• TRECHO PARA LEITURA:
╭──

Marina estava hoje em modo tagarela. Loquaz, falante, conversador. Não é sempre assim. Como todo mundo, como talvez as mulheres em especial, é um tanto de lua, de veneta. Alterna modos, moods, humores, ânimos, espíritos.
(Hoje, por exemplo, estou em modo sinônimos. Embora não seja propriamente hoje, é um modo em que fico quase sempre.)
Tem momentos de silêncio – e não apenas quando está vendo numa tela um desenho, um filme, um show, um clipe. Quando está vendo algo na tela, é sempre, sempre, sempre compenetrada, séria, atenta, concentrada. Mas mesmo no meio de qualquer coisa, entre uma brincadeira e outra, ou durante o jantar (é extremamente comum eu estar diante dela enquanto janta), às vezes ela tem momentos de silêncio, de introspecção, de viagem solitária para algum lugar que não é bem ali.
Em geral, está no modo Joy – a personagem de Divertida Mente. Que poderia também ser chamado de modo Anna, a personagem de Frozen, a grande paixão cinematográfica dela até agora. Alegre, agitada, espevitada, pulante, cantante, sorridente, energética, dançante.
Hoje estava no modo tagarela. – “Sabe, vovô? Quando eu venho da escola, eu pergunto pra Cau: ‘Cau, será que vai ter visita hoje?’
E em seguida: – “Vovó, vovó. Todo dia, quando eu venho da escola, eu pergunto pra Cau: ‘Cau, será que vai ter visita hoje?’
Tem essa coisa deliciosa: ela conta uma coisa para mim, e aí repete para Mary – ou vice-versa, inside out, divertidamente. Marina soma os modos tagarela e Joy. Tudo que os netos da gente fazem é absolutamente delicioso, mas essa coisa de Marina contar para mim uma coisa e contar para a avó a mesma coisa é especialmente fascinante.

╰──

• TRABALHO PEDIDO:
Retome o texto sobre Marina e continue-o a partir da última frase apresentada.

• DADOS EXTRAÍDOS:
╭──

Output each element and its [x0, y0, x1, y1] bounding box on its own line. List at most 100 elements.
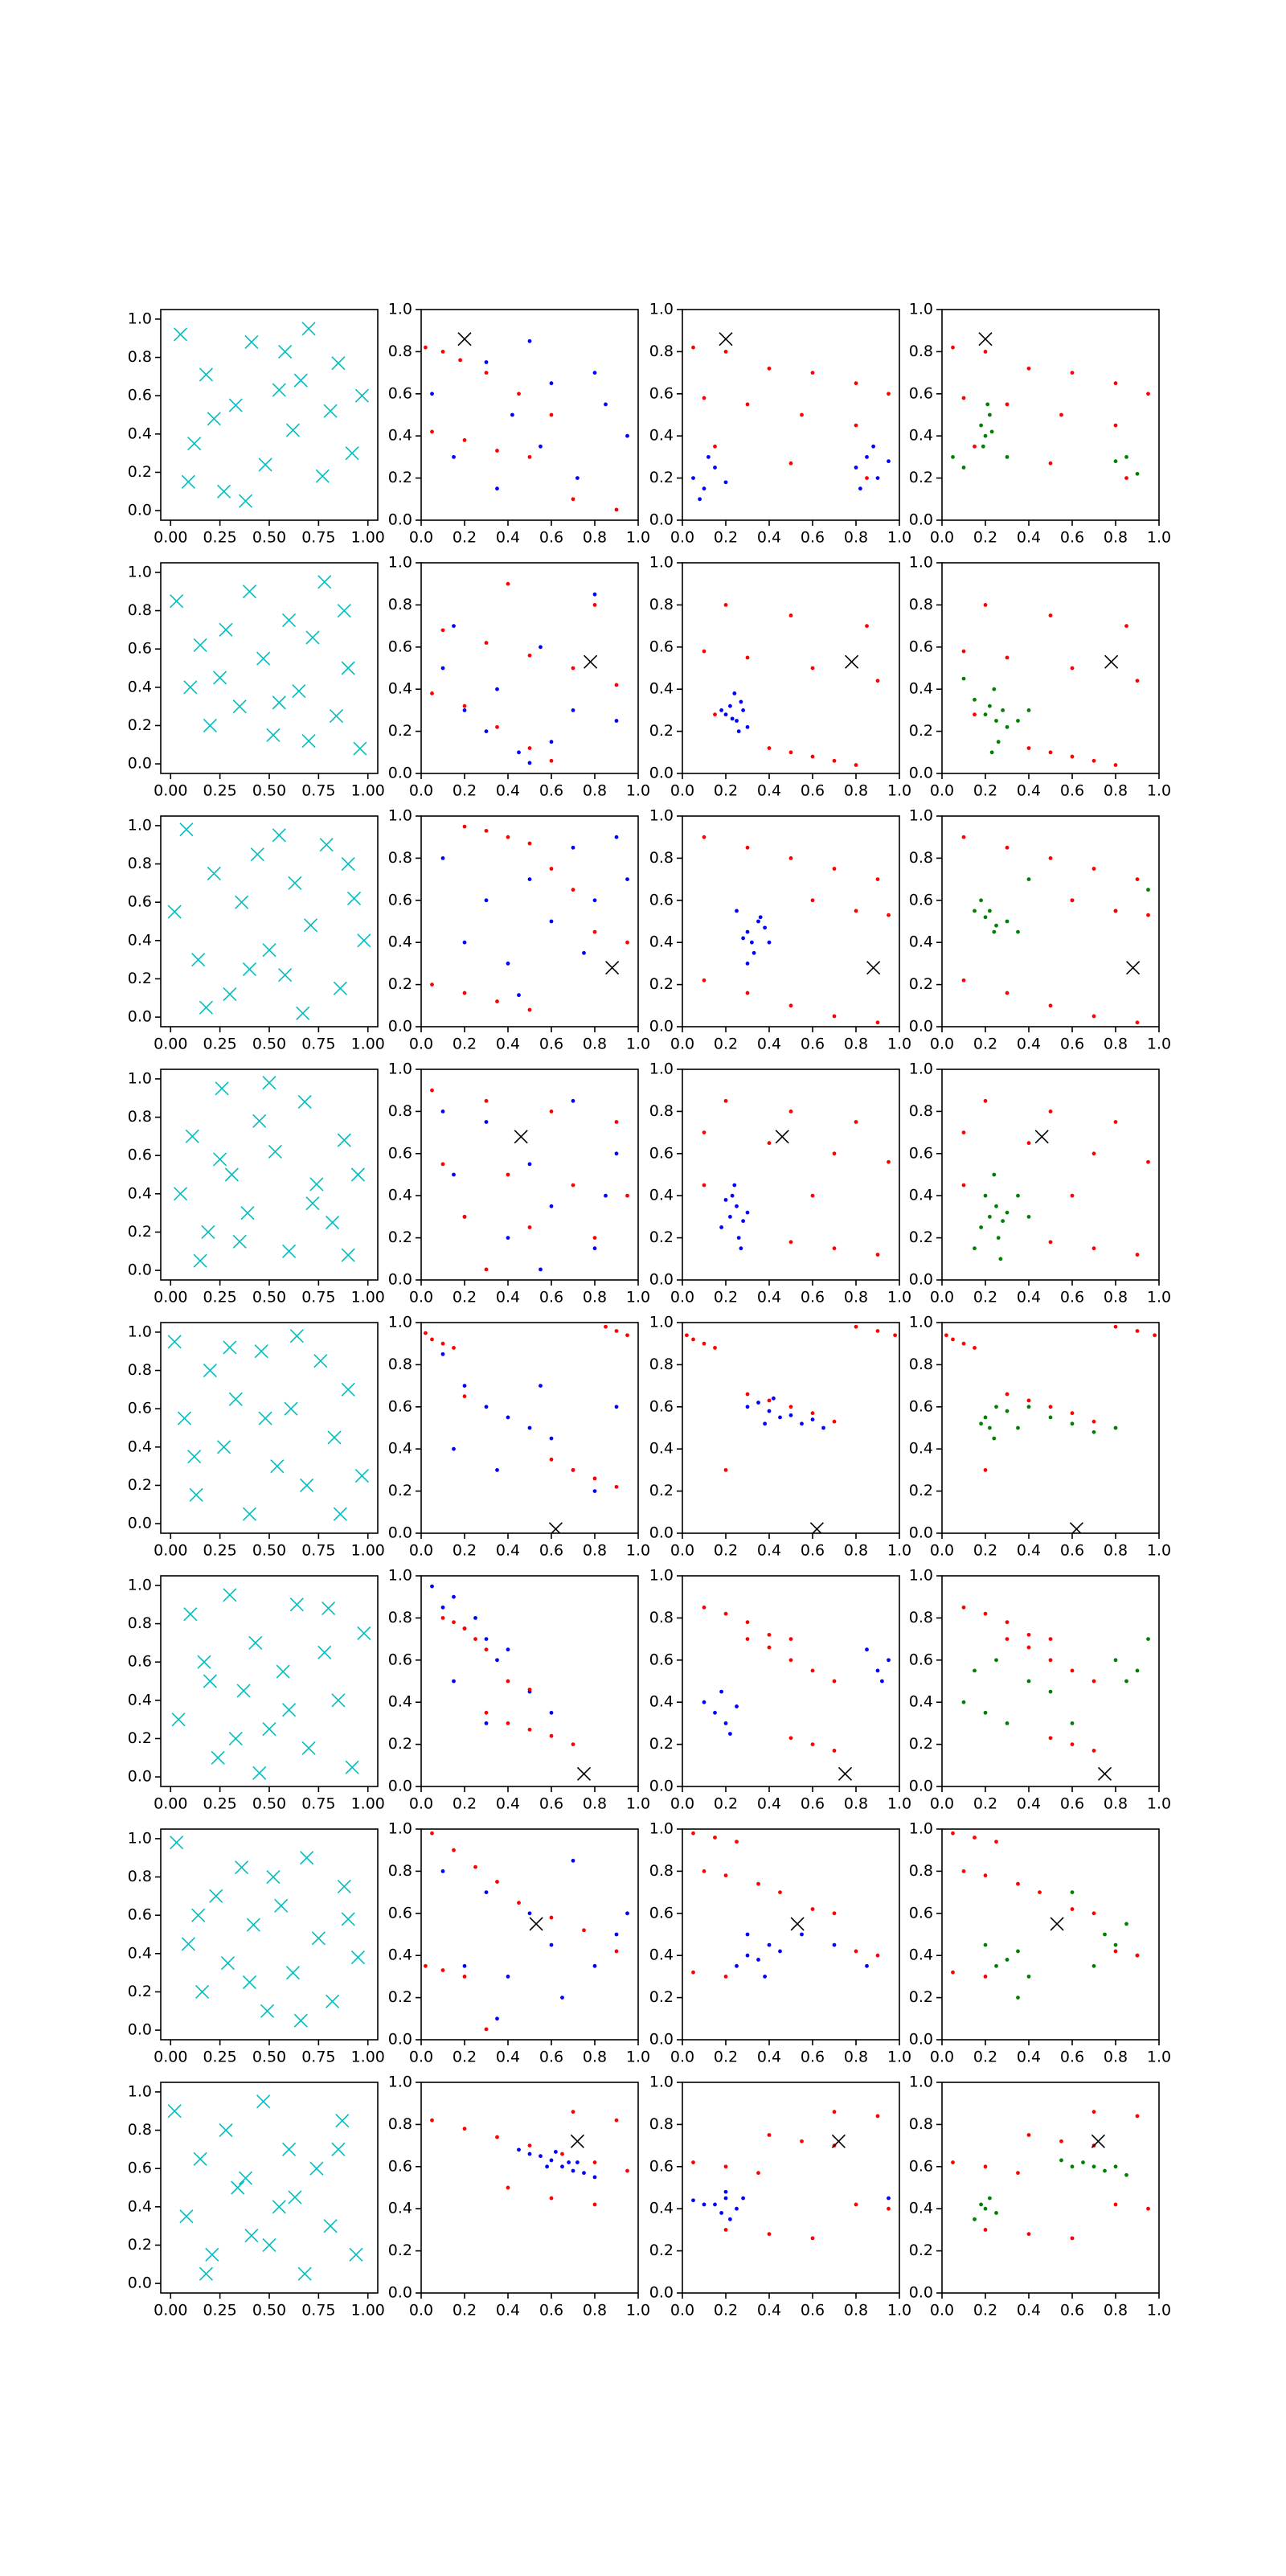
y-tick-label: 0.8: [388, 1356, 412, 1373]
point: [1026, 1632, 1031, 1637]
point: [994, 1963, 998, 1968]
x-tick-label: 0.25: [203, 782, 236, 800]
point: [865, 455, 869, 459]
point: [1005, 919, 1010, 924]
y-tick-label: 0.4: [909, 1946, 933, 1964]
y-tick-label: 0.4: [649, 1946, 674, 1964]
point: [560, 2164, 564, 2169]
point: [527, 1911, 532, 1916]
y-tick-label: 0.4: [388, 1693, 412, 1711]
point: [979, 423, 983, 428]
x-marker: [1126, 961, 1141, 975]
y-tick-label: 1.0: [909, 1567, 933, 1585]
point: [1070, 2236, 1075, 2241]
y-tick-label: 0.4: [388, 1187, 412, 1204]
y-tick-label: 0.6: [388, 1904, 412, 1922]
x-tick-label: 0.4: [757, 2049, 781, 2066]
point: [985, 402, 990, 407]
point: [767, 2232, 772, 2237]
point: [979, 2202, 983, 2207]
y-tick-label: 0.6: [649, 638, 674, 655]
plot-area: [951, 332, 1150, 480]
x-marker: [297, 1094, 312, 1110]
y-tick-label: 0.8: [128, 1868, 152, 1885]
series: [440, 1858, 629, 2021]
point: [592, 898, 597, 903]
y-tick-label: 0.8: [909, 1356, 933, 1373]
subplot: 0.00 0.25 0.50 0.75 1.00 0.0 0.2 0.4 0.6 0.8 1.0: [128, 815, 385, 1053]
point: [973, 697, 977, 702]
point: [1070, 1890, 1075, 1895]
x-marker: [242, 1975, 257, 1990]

╰──

• RESPOSTA DO EXERCÍCIO:
Chegamos hoje e ela estava no parquinho, mais exatamente no balanço. Nos viu de longe, antes que eu a visse, e gritou pra Cau: – “Visita!” Aí assumimos a posição de sempre, a vó empurrando o balanço por trás, o vô pela frente. E Marina danou a falar. Cantou música nova que aprendeu na escola, explicou que só a Luana é que sabe cantar essa daí. Contou da coisa de perguntar se vai ter visita – para a vó que estava atrás, e outra vez para o vô que estava na frente.
Ao longo da netada, contou que a Luana é do G6, e confirmou que o G6 é a turma dos meninos que são os maiores da escola toda. Depois contou que o João e o Pedro comeram todos os pastéis que ela levou – mas um dos dois, agora já não me lembro qual deles, ofereceu para ela um biscoito de chocolate. Contou que ficou no fim de semana na Casa da Colina e, inquirida por mim, disse que sabia, sim, o nome da cidade, e falou direitinho o nome, Santo Antônio do Pinhal.
Explicou mais de uma vez, depois que eu perguntei se eles tinham levado a bicicleta para a viagem (pergunta besta, porque não teria sentido, lá não tem lugar bom para andar de bicicleta): – “Eu não tenho força para pedalar”. Insistiu, como se fosse preciso de fato enfatizar bem: – “Vovô, vovó, eu não tenho muita força para pedalar”.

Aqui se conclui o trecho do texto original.